Stored records:

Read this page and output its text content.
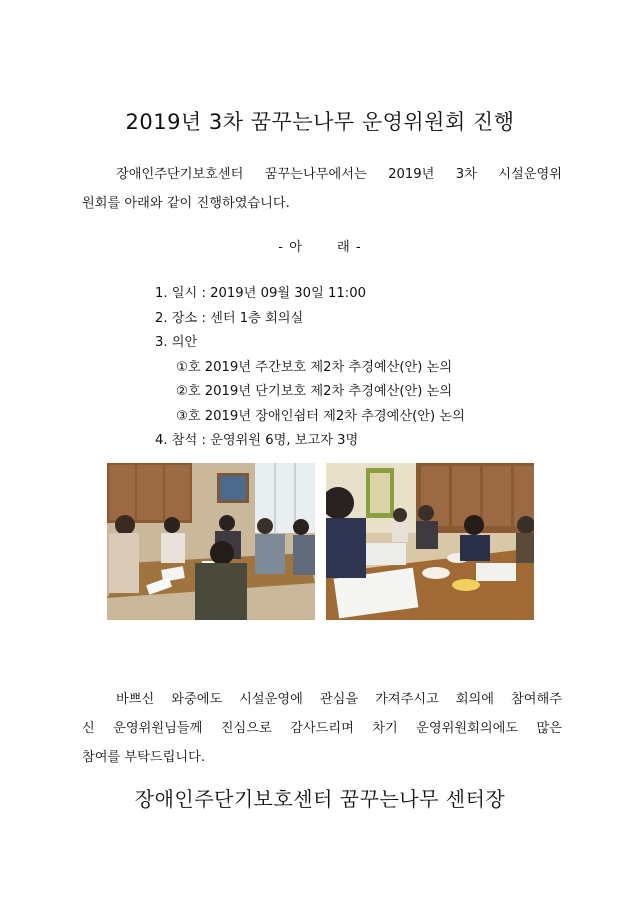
2019년 3차 꿈꾸는나무 운영위원회 진행
장애인주단기보호센터 꿈꾸는나무에서는 2019년 3차 시설운영위
원회를 아래와 같이 진행하였습니다.
- 아	래 -
1. 일시 : 2019년 09월 30일 11:00
2. 장소 : 센터 1층 회의실
3. 의안
①호 2019년 주간보호 제2차 추경예산(안) 논의
②호 2019년 단기보호 제2차 추경예산(안) 논의
③호 2019년 장애인쉼터 제2차 추경예산(안) 논의
4. 참석 : 운영위원 6명, 보고자 3명
바쁘신 와중에도 시설운영에 관심을 가져주시고 회의에 참여해주
신 운영위원님들께 진심으로 감사드리며 차기 운영위원회의에도 많은
참여를 부탁드립니다.
장애인주단기보호센터 꿈꾸는나무 센터장
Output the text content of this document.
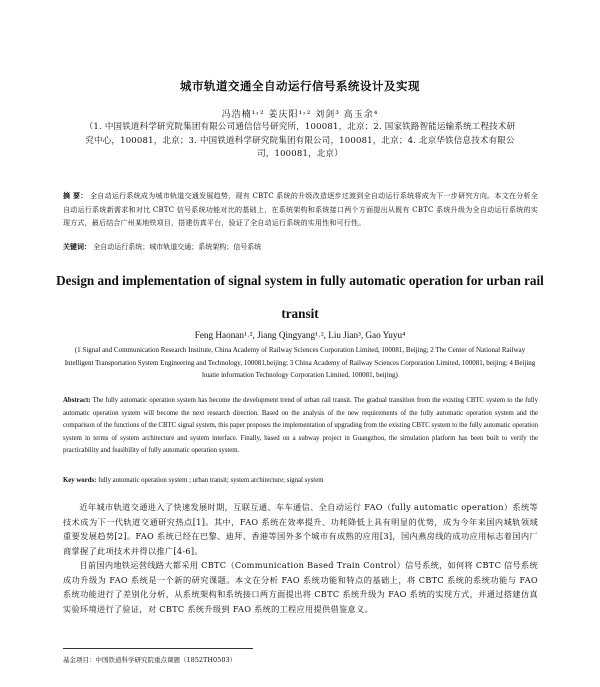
城市轨道交通全自动运行信号系统设计及实现
冯浩楠¹˒² 姜庆阳¹˒² 刘剑³ 高玉余⁴
（1. 中国铁道科学研究院集团有限公司通信信号研究所，100081，北京；2. 国家铁路智能运输系统工程技术研究中心，100081，北京；3. 中国铁道科学研究院集团有限公司，100081，北京；4. 北京华铁信息技术有限公司，100081，北京）
摘 要： 全自动运行系统成为城市轨道交通发展趋势，现有 CBTC 系统的升级改造逐步过渡到全自动运行系统将成为下一步研究方向。本文在分析全自动运行系统新需求和对比 CBTC 信号系统功能对比的基础上，在系统架构和系统接口两个方面提出从既有 CBTC 系统升级为全自动运行系统的实现方式，最后结合广州某地铁项目，搭建仿真平台，验证了全自动运行系统的实用性和可行性。
关键词： 全自动运行系统；城市轨道交通；系统架构；信号系统
Design and implementation of signal system in fully automatic operation for urban rail transit
Feng Haonan¹˒², Jiang Qingyang¹˒², Liu Jian³, Gao Yuyu⁴
(1 Signal and Communication Research Institute, China Academy of Railway Sciences Corporation Limited, 100081, Beijing; 2 The Center of National Railway Intelligent Transportation System Engineering and Technology, 100081,beijing; 3 China Academy of Railway Sciences Corporation Limited, 100081, beijing; 4 Beijing huatie information Technology Corporation Limited, 100081, beijing)
Abstract: The fully automatic operation system has become the development trend of urban rail transit. The gradual transition from the existing CBTC system to the fully automatic operation system will become the next research direction. Based on the analysis of the new requirements of the fully automatic operation system and the comparison of the functions of the CBTC signal system, this paper proposes the implementation of upgrading from the existing CBTC system to the fully automatic operation system in terms of system architecture and system interface. Finally, based on a subway project in Guangzhou, the simulation platform has been built to verify the practicability and feasibility of fully automatic operation system.
Key words: fully automatic operation system ; urban transit; system architecture; signal system

近年城市轨道交通进入了快速发展时期，互联互通、车车通信、全自动运行 FAO（fully automatic operation）系统等技术成为下一代轨道交通研究热点[1]。其中，FAO 系统在效率提升、功耗降低上具有明显的优势，成为今年来国内城轨领域重要发展趋势[2]。FAO 系统已经在巴黎、迪拜、香港等国外多个城市有成熟的应用[3]，国内燕房线的成功应用标志着国内厂商掌握了此项技术并得以推广[4-6]。

目前国内地铁运营线路大都采用 CBTC（Communication Based Train Control）信号系统，如何将 CBTC 信号系统成功升级为 FAO 系统是一个新的研究课题。本文在分析 FAO 系统功能和特点的基础上，将 CBTC 系统的系统功能与 FAO 系统功能进行了差别化分析，从系统架构和系统接口两方面提出将 CBTC 系统升级为 FAO 系统的实现方式，并通过搭建仿真实验环境进行了验证，对 CBTC 系统升级到 FAO 系统的工程应用提供借鉴意义。

基金项目：中国铁道科学研究院重点课题（1852TH0503）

EXERCISE PROMPT: From the listing, extract all text exactly as given and drop any picture.

FULL RESPONSE:
Read this page and output its text content.
2019년 3차 꿈꾸는나무 운영위원회 진행
장애인주단기보호센터 꿈꾸는나무에서는 2019년 3차 시설운영위
원회를 아래와 같이 진행하였습니다.
- 아	래 -
1. 일시 : 2019년 09월 30일 11:00
2. 장소 : 센터 1층 회의실
3. 의안
①호 2019년 주간보호 제2차 추경예산(안) 논의
②호 2019년 단기보호 제2차 추경예산(안) 논의
③호 2019년 장애인쉼터 제2차 추경예산(안) 논의
4. 참석 : 운영위원 6명, 보고자 3명
바쁘신 와중에도 시설운영에 관심을 가져주시고 회의에 참여해주
신 운영위원님들께 진심으로 감사드리며 차기 운영위원회의에도 많은
참여를 부탁드립니다.
장애인주단기보호센터 꿈꾸는나무 센터장
Output the text content of this document.
城市轨道交通全自动运行信号系统设计及实现
冯浩楠¹˒² 姜庆阳¹˒² 刘剑³ 高玉余⁴
（1. 中国铁道科学研究院集团有限公司通信信号研究所，100081，北京；2. 国家铁路智能运输系统工程技术研究中心，100081，北京；3. 中国铁道科学研究院集团有限公司，100081，北京；4. 北京华铁信息技术有限公司，100081，北京）
摘 要： 全自动运行系统成为城市轨道交通发展趋势，现有 CBTC 系统的升级改造逐步过渡到全自动运行系统将成为下一步研究方向。本文在分析全自动运行系统新需求和对比 CBTC 信号系统功能对比的基础上，在系统架构和系统接口两个方面提出从既有 CBTC 系统升级为全自动运行系统的实现方式，最后结合广州某地铁项目，搭建仿真平台，验证了全自动运行系统的实用性和可行性。
关键词： 全自动运行系统；城市轨道交通；系统架构；信号系统
Design and implementation of signal system in fully automatic operation for urban rail transit
Feng Haonan¹˒², Jiang Qingyang¹˒², Liu Jian³, Gao Yuyu⁴
(1 Signal and Communication Research Institute, China Academy of Railway Sciences Corporation Limited, 100081, Beijing; 2 The Center of National Railway Intelligent Transportation System Engineering and Technology, 100081,beijing; 3 China Academy of Railway Sciences Corporation Limited, 100081, beijing; 4 Beijing huatie information Technology Corporation Limited, 100081, beijing)
Abstract: The fully automatic operation system has become the development trend of urban rail transit. The gradual transition from the existing CBTC system to the fully automatic operation system will become the next research direction. Based on the analysis of the new requirements of the fully automatic operation system and the comparison of the functions of the CBTC signal system, this paper proposes the implementation of upgrading from the existing CBTC system to the fully automatic operation system in terms of system architecture and system interface. Finally, based on a subway project in Guangzhou, the simulation platform has been built to verify the practicability and feasibility of fully automatic operation system.
Key words: fully automatic operation system ; urban transit; system architecture; signal system

近年城市轨道交通进入了快速发展时期，互联互通、车车通信、全自动运行 FAO（fully automatic operation）系统等技术成为下一代轨道交通研究热点[1]。其中，FAO 系统在效率提升、功耗降低上具有明显的优势，成为今年来国内城轨领域重要发展趋势[2]。FAO 系统已经在巴黎、迪拜、香港等国外多个城市有成熟的应用[3]，国内燕房线的成功应用标志着国内厂商掌握了此项技术并得以推广[4-6]。

目前国内地铁运营线路大都采用 CBTC（Communication Based Train Control）信号系统，如何将 CBTC 信号系统成功升级为 FAO 系统是一个新的研究课题。本文在分析 FAO 系统功能和特点的基础上，将 CBTC 系统的系统功能与 FAO 系统功能进行了差别化分析，从系统架构和系统接口两方面提出将 CBTC 系统升级为 FAO 系统的实现方式，并通过搭建仿真实验环境进行了验证，对 CBTC 系统升级到 FAO 系统的工程应用提供借鉴意义。

基金项目：中国铁道科学研究院重点课题（1852TH0503）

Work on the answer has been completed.